* Data supplied:
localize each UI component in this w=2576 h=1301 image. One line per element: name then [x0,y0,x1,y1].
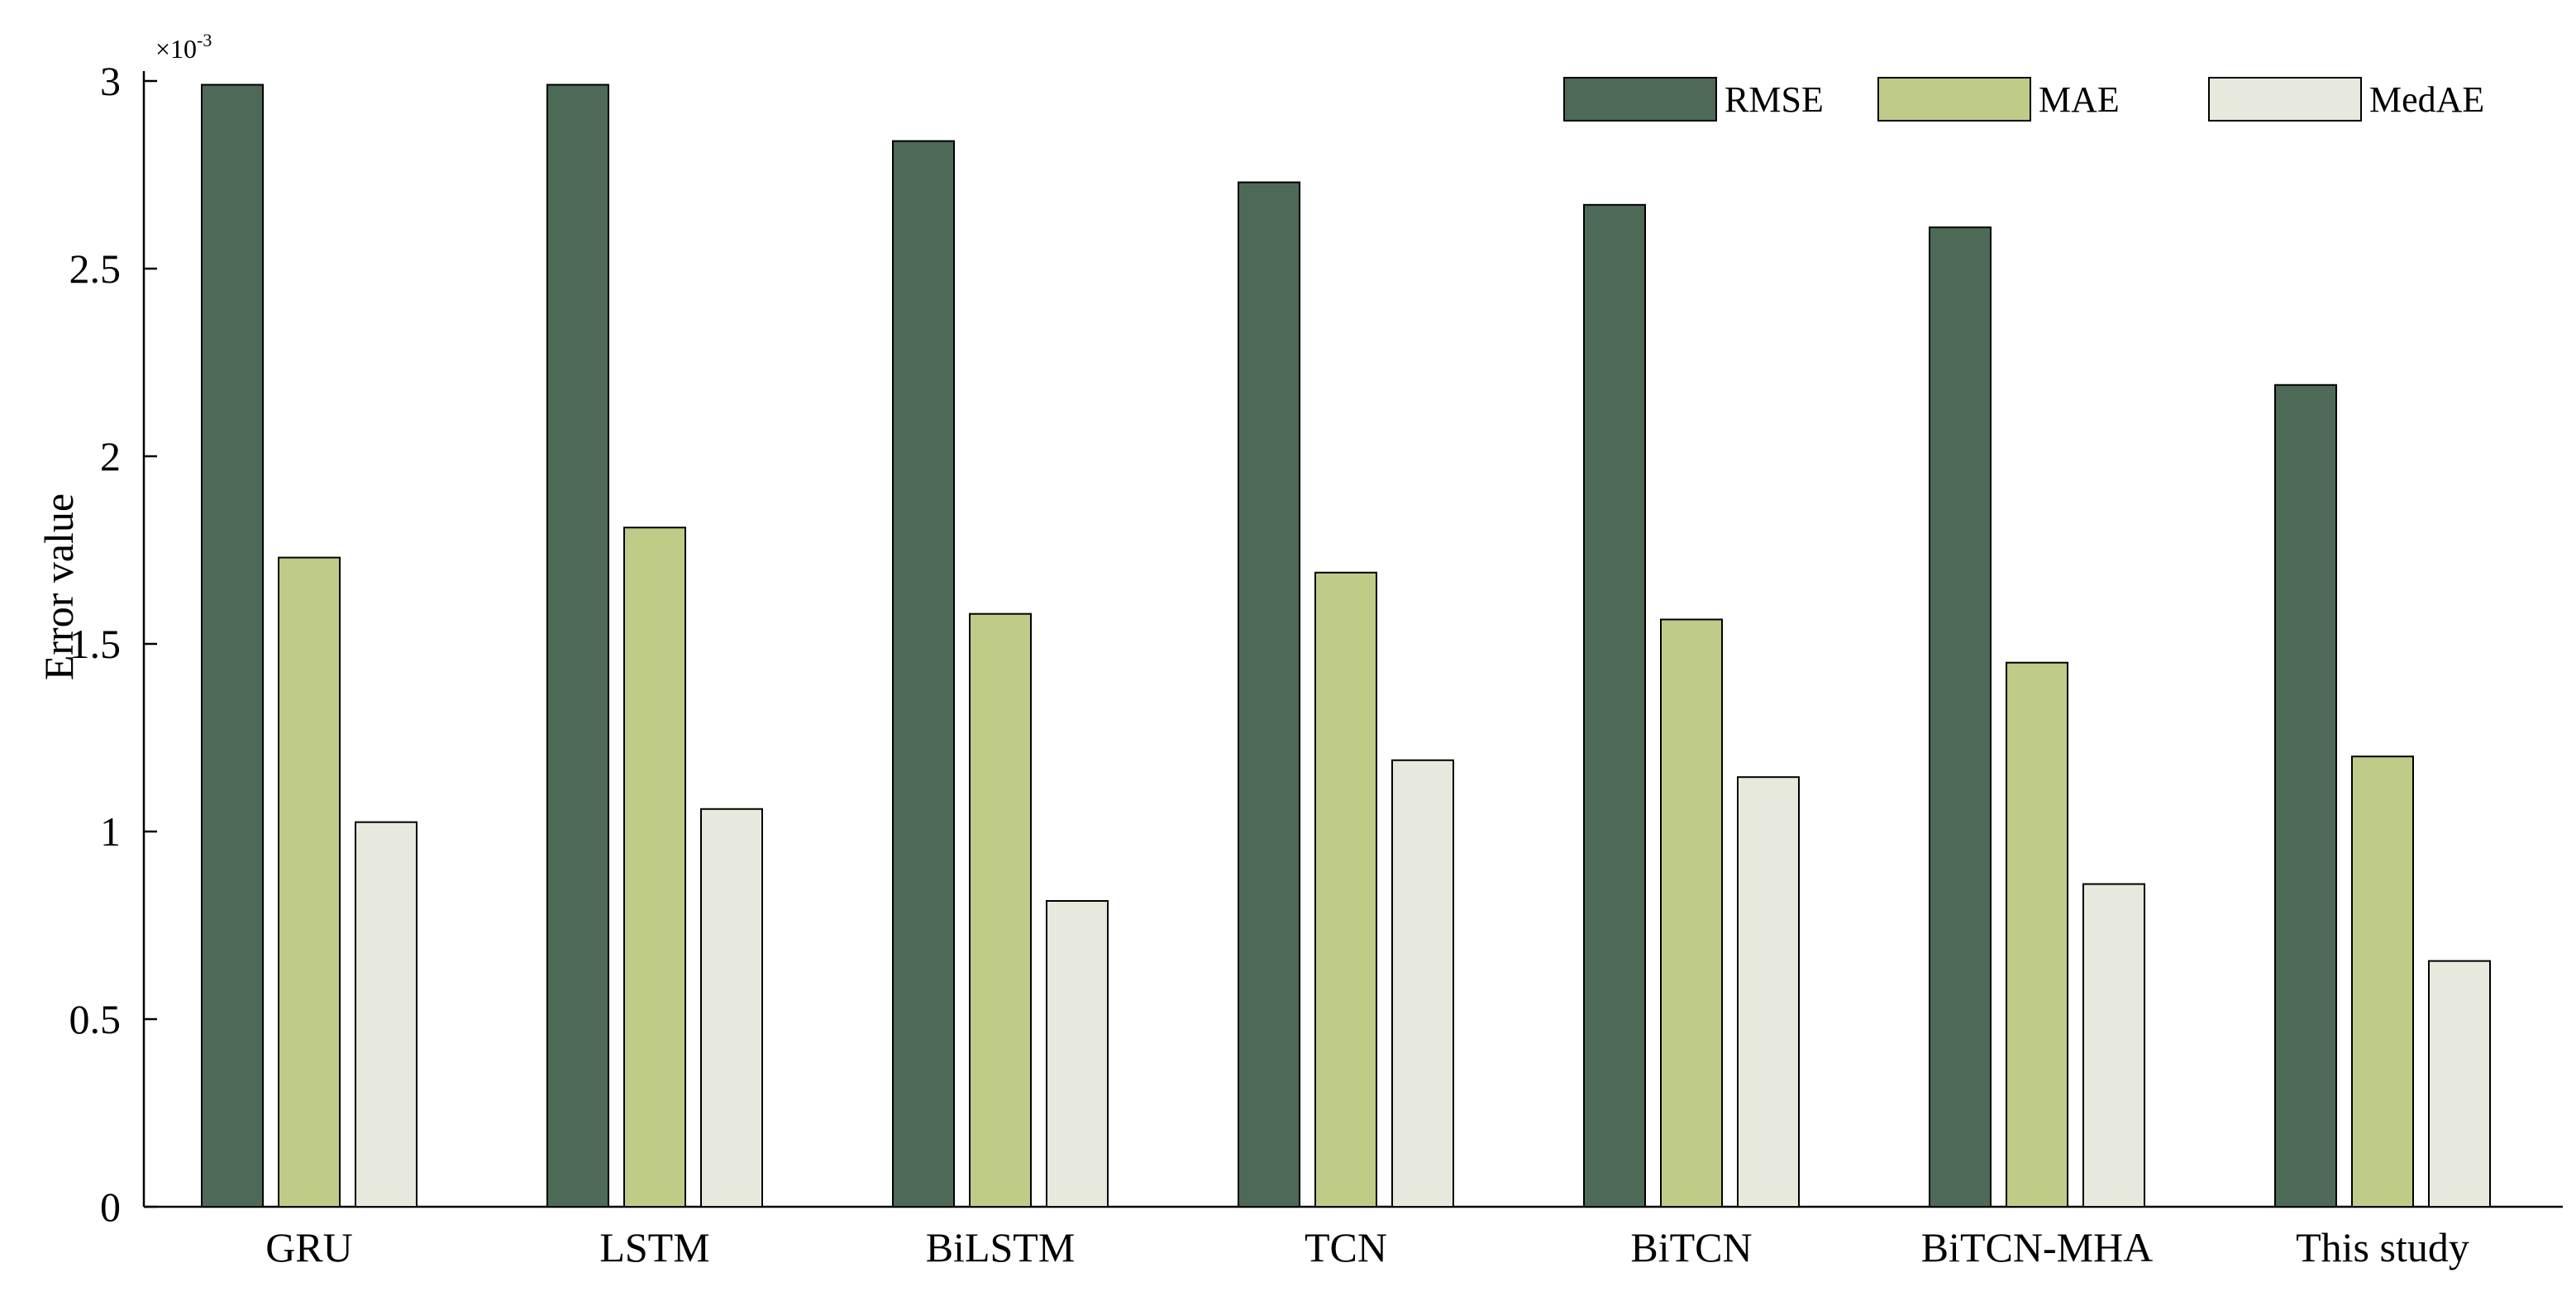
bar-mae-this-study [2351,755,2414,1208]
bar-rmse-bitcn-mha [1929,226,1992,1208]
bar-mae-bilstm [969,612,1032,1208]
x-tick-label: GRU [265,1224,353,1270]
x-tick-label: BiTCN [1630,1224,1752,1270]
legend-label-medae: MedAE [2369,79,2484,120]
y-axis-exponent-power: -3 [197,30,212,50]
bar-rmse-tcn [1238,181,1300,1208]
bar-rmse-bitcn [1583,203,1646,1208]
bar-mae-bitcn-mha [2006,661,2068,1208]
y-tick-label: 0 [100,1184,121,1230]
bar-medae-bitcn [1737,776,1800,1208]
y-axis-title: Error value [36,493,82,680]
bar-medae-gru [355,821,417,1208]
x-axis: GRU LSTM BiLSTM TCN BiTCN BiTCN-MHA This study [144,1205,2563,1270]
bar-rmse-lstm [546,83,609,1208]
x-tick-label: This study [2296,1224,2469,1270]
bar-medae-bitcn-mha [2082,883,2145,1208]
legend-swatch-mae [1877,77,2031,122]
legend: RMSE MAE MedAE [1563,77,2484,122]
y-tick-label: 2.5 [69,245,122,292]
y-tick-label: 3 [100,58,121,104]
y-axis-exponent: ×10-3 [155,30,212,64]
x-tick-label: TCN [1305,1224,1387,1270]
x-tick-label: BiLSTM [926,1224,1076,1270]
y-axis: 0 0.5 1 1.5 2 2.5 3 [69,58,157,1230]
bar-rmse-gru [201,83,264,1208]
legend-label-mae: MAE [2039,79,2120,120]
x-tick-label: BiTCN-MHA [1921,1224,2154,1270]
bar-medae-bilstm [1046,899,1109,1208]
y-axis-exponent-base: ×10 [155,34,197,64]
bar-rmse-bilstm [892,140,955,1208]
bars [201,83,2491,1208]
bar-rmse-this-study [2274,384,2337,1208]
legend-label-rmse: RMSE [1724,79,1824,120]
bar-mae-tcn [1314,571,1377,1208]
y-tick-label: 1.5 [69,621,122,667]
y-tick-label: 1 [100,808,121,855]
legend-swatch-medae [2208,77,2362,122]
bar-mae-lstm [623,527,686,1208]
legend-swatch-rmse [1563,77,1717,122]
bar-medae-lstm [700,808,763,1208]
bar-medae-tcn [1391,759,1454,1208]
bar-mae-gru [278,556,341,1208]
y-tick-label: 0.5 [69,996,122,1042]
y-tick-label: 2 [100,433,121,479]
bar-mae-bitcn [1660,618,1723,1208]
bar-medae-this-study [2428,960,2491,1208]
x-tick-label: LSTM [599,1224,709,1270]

...

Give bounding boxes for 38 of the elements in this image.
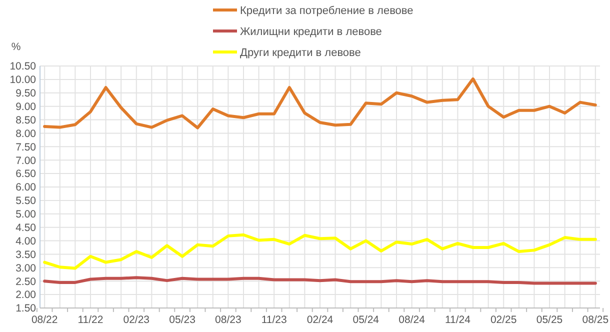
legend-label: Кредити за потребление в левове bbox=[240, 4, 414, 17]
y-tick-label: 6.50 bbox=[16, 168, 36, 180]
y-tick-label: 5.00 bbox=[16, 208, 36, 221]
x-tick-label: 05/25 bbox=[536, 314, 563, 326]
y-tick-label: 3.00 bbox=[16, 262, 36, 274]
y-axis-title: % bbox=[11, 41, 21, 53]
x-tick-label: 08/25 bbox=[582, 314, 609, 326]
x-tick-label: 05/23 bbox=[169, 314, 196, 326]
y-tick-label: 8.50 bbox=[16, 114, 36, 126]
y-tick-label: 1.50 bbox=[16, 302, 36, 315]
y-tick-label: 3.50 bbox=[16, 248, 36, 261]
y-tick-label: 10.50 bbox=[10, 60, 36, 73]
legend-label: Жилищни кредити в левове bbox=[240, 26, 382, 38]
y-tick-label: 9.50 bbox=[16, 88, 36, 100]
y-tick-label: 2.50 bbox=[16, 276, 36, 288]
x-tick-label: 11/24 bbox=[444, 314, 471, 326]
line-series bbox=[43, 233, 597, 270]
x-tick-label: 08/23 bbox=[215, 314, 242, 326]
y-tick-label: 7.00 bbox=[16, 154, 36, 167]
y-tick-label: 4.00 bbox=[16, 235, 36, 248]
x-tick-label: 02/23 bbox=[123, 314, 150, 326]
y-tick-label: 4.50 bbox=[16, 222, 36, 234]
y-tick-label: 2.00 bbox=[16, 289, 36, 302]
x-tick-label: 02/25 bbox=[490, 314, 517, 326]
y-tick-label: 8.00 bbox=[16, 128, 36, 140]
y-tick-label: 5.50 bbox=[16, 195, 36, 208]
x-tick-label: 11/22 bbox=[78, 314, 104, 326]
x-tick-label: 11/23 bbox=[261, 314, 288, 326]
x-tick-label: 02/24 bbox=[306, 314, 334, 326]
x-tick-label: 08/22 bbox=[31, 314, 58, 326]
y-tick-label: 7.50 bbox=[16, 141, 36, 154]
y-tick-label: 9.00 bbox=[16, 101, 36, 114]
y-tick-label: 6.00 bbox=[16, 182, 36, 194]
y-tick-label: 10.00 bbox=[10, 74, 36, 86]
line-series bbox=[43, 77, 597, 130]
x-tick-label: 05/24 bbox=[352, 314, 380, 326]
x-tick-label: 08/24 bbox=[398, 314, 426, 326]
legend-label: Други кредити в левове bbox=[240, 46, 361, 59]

* To be done: Repeat the lines of material starting at the line that contains "bar-mae-this-study [2351,755,2414,1208]" and ending at the line that contains "legend-label-rmse: RMSE [1724,79,1824,120]", including both of those lines.

* Response for this exercise:
bar-mae-this-study [2351,755,2414,1208]
bar-rmse-bitcn-mha [1929,226,1992,1208]
bar-mae-bilstm [969,612,1032,1208]
x-tick-label: GRU [265,1224,353,1270]
x-tick-label: BiTCN [1630,1224,1752,1270]
legend-label-medae: MedAE [2369,79,2484,120]
y-axis-exponent-power: -3 [197,30,212,50]
bar-rmse-tcn [1238,181,1300,1208]
bar-rmse-bitcn [1583,203,1646,1208]
bar-mae-bitcn-mha [2006,661,2068,1208]
y-tick-label: 0 [100,1184,121,1230]
bar-medae-bitcn [1737,776,1800,1208]
y-axis-title: Error value [36,493,82,680]
bar-medae-gru [355,821,417,1208]
x-axis: GRU LSTM BiLSTM TCN BiTCN BiTCN-MHA This study [144,1205,2563,1270]
bar-rmse-lstm [546,83,609,1208]
x-tick-label: This study [2296,1224,2469,1270]
bar-medae-bitcn-mha [2082,883,2145,1208]
legend-swatch-mae [1877,77,2031,122]
legend: RMSE MAE MedAE [1563,77,2484,122]
y-tick-label: 2.5 [69,245,122,292]
y-tick-label: 3 [100,58,121,104]
y-axis-exponent: ×10-3 [155,30,212,64]
x-tick-label: TCN [1305,1224,1387,1270]
x-tick-label: BiLSTM [926,1224,1076,1270]
y-axis: 0 0.5 1 1.5 2 2.5 3 [69,58,157,1230]
bar-rmse-gru [201,83,264,1208]
legend-label-mae: MAE [2039,79,2120,120]
x-tick-label: BiTCN-MHA [1921,1224,2154,1270]
bar-medae-bilstm [1046,899,1109,1208]
y-axis-exponent-base: ×10 [155,34,197,64]
bar-rmse-bilstm [892,140,955,1208]
bars [201,83,2491,1208]
bar-rmse-this-study [2274,384,2337,1208]
legend-label-rmse: RMSE [1724,79,1824,120]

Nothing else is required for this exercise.